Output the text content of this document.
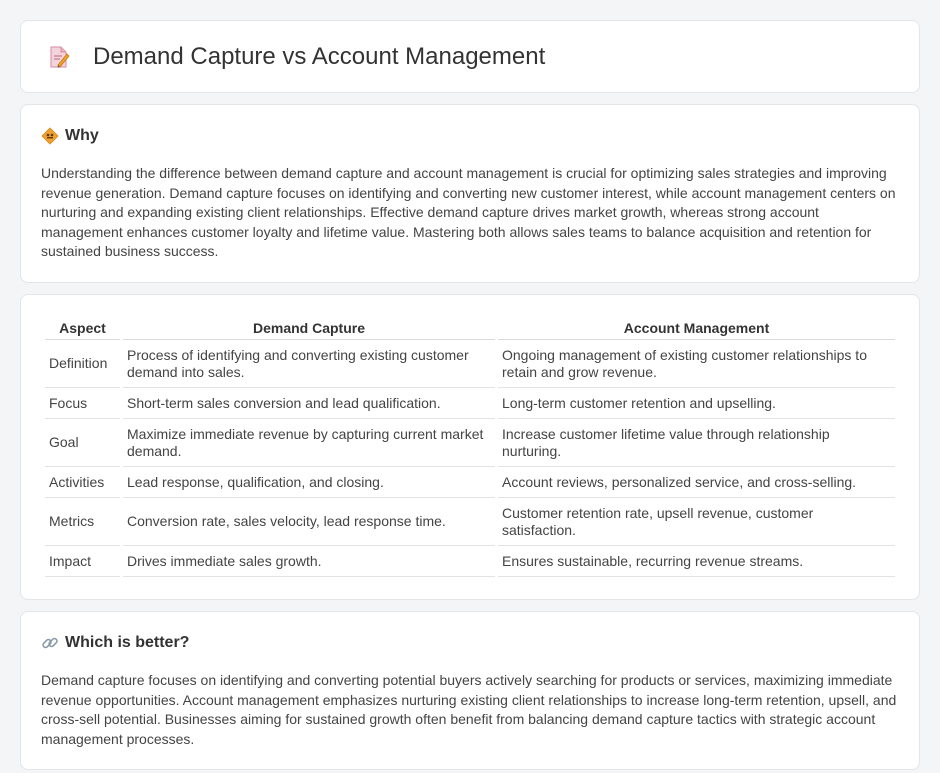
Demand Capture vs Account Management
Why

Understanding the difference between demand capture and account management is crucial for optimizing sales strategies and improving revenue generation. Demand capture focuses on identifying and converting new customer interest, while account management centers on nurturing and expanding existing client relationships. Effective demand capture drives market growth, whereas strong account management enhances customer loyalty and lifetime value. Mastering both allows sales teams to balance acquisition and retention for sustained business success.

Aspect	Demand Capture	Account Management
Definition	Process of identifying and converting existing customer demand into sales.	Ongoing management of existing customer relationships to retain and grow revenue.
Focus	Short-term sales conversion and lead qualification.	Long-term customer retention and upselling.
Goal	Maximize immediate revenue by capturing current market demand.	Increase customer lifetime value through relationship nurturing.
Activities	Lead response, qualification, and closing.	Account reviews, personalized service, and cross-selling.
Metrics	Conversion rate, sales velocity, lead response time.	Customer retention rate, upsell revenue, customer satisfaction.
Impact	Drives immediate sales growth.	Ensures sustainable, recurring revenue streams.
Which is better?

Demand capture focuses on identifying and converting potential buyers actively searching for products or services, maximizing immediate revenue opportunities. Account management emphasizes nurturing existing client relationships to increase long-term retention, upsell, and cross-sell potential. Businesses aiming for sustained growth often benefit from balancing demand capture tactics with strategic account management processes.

● ● ● ● ● ● ●

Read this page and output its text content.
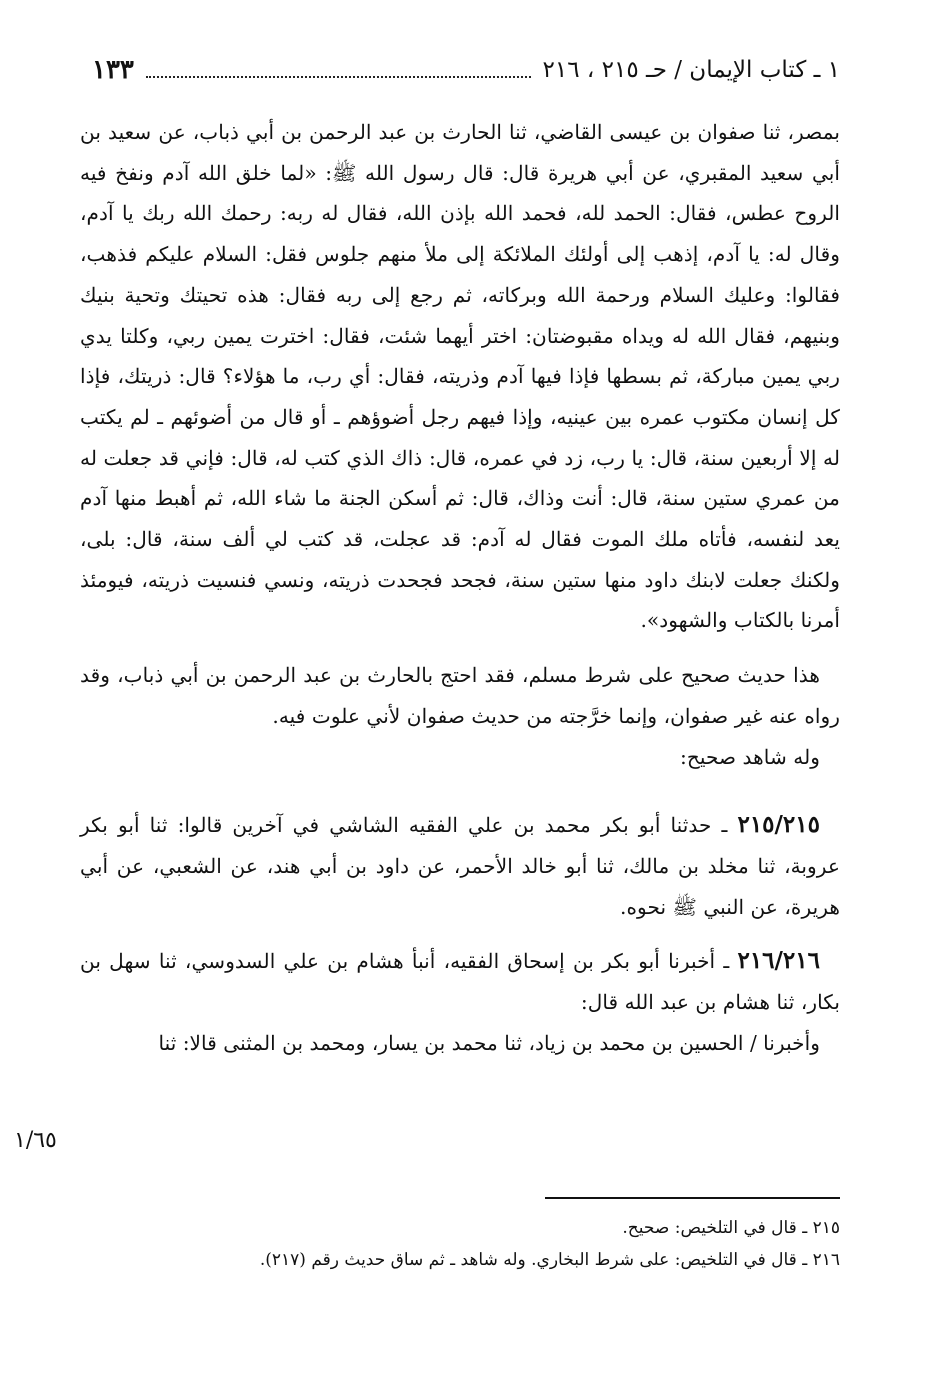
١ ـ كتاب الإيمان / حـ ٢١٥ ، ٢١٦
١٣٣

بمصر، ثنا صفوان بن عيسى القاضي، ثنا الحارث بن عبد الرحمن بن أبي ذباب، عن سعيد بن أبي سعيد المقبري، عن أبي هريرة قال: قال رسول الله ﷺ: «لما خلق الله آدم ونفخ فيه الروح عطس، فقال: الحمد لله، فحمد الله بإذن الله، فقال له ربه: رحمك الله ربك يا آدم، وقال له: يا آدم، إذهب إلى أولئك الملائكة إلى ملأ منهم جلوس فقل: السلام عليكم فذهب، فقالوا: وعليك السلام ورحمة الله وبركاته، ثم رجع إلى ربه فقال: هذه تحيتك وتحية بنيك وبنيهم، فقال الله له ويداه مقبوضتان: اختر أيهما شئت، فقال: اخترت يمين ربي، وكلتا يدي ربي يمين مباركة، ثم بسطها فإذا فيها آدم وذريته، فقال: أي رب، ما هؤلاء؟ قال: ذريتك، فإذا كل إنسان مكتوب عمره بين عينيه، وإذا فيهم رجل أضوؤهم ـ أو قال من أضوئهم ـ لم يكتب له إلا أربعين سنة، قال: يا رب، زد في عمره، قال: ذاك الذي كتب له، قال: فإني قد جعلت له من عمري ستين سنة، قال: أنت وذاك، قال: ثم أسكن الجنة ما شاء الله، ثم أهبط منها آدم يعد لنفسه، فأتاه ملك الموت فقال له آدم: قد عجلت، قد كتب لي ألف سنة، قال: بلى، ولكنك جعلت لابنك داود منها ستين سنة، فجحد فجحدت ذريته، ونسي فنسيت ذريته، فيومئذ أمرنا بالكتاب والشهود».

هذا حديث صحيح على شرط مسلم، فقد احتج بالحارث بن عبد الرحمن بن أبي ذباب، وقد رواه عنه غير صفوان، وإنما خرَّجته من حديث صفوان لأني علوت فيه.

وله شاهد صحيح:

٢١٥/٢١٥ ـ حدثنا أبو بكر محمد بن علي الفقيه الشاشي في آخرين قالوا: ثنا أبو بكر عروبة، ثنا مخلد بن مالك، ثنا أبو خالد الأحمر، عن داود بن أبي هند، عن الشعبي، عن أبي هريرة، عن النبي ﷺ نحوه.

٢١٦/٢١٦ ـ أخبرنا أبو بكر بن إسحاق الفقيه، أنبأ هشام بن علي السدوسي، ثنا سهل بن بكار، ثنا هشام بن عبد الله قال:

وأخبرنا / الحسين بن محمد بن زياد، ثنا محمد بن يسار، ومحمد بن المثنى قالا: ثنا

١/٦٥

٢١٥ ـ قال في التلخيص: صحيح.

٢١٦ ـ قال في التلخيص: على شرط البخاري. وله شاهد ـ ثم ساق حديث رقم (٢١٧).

● ● ● ● ● ● ●

__DO THIS__
Copy, from the material, each line that holds the string "cross".

__RESULT FOR THIS EXERCISE__
Activities	Lead response, qualification, and closing.	Account reviews, personalized service, and cross-selling.
Demand capture focuses on identifying and converting potential buyers actively searching for products or services, maximizing immediate revenue opportunities. Account management emphasizes nurturing existing client relationships to increase long-term retention, upsell, and cross-sell potential. Businesses aiming for sustained growth often benefit from balancing demand capture tactics with strategic account management processes.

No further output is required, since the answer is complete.